(Records from a data source)
******
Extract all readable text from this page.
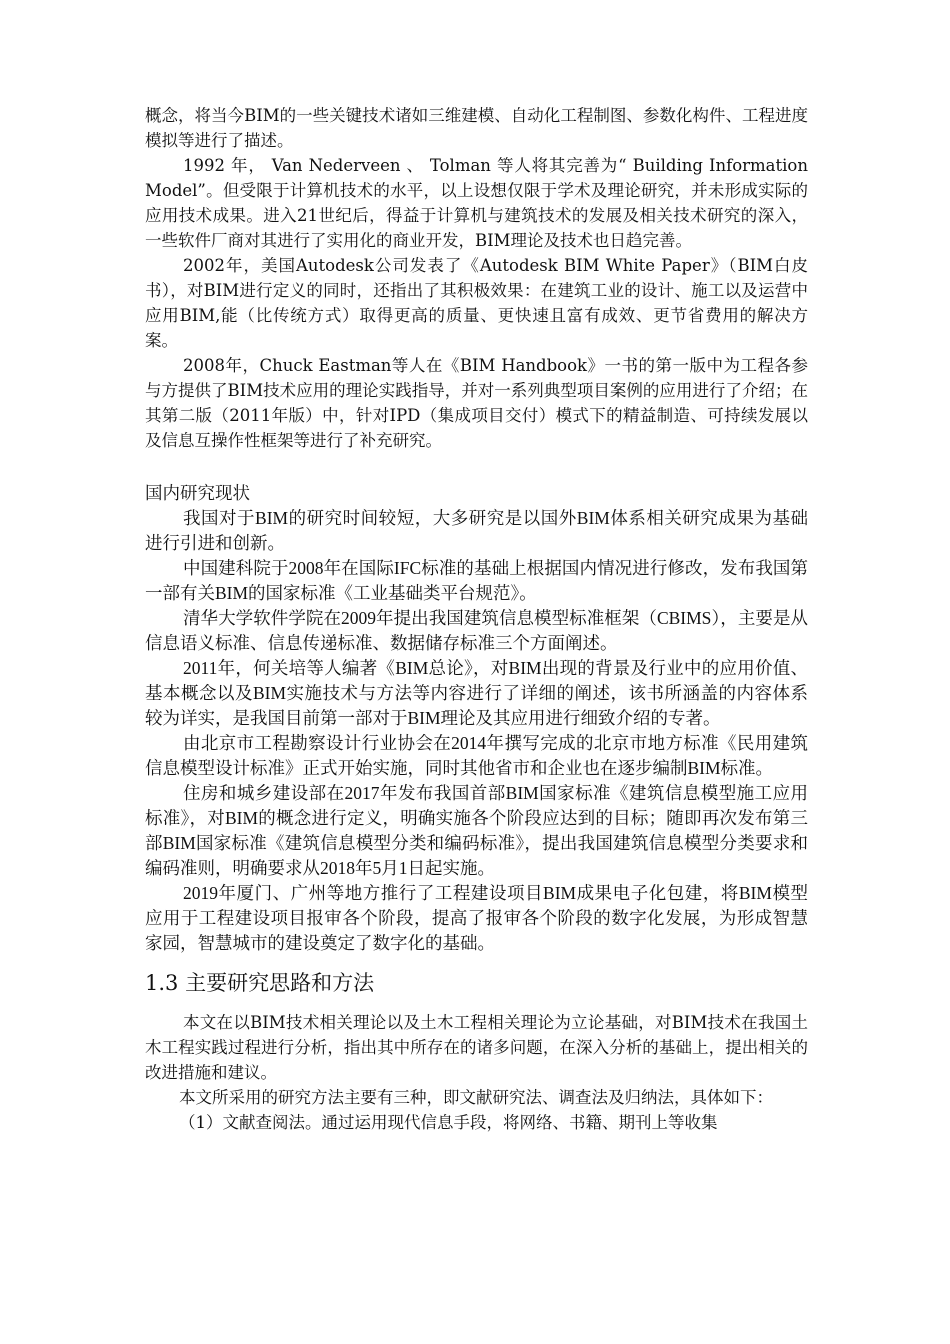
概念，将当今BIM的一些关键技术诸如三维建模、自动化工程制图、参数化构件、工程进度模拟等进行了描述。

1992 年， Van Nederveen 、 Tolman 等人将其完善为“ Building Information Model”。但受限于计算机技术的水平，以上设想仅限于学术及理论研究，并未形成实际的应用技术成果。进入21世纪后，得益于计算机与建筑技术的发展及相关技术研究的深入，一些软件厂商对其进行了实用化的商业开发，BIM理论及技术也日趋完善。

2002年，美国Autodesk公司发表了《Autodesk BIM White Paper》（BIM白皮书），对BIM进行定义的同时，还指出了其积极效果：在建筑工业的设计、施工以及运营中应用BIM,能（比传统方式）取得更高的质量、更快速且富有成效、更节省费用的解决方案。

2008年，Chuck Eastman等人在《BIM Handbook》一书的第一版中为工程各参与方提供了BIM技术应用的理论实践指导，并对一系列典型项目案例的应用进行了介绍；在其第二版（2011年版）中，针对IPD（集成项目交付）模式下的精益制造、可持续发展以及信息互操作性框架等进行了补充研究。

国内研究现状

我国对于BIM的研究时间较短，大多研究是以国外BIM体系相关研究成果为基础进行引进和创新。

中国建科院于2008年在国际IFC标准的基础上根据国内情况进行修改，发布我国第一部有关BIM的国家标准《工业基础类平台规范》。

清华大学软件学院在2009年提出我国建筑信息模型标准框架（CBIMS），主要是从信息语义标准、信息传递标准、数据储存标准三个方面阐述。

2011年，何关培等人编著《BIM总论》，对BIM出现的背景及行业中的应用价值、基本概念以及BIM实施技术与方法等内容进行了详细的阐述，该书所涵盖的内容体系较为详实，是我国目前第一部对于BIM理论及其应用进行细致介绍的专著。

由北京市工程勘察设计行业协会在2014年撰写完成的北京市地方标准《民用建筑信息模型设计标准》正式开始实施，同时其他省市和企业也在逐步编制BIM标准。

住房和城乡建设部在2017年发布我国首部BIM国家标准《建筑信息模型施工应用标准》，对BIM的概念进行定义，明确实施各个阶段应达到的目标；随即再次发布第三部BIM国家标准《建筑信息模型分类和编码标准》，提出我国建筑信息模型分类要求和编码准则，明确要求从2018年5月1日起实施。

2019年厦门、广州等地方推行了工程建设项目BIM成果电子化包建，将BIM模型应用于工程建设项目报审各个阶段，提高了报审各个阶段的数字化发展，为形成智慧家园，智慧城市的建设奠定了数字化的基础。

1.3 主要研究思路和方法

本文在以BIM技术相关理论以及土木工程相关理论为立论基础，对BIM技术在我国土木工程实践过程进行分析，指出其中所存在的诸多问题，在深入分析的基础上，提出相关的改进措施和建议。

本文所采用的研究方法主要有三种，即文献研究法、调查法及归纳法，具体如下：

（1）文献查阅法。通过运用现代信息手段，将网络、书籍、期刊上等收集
******
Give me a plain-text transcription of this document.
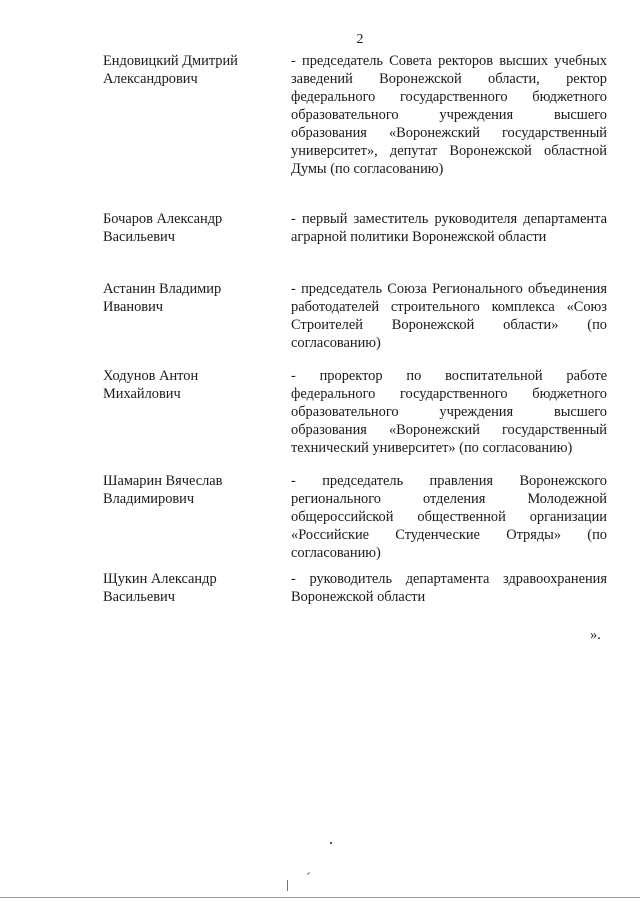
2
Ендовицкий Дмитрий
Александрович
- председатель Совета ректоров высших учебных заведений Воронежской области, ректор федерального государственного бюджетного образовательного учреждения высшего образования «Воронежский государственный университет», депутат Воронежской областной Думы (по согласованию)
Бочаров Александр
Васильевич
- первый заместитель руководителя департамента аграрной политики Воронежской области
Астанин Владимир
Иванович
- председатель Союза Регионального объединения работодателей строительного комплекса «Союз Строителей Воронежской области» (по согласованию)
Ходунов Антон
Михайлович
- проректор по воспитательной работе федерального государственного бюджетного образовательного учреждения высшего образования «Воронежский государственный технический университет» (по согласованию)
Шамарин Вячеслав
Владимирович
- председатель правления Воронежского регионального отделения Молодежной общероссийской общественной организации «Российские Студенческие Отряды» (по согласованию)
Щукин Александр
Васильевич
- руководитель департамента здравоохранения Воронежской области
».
******
Where a line in the material above holds "высшего", copy that line.

- председатель Совета ректоров высших учебных заведений Воронежской области, ректор федерального государственного бюджетного образовательного учреждения высшего образования «Воронежский государственный университет», депутат Воронежской областной Думы (по согласованию)
- проректор по воспитательной работе федерального государственного бюджетного образовательного учреждения высшего образования «Воронежский государственный технический университет» (по согласованию)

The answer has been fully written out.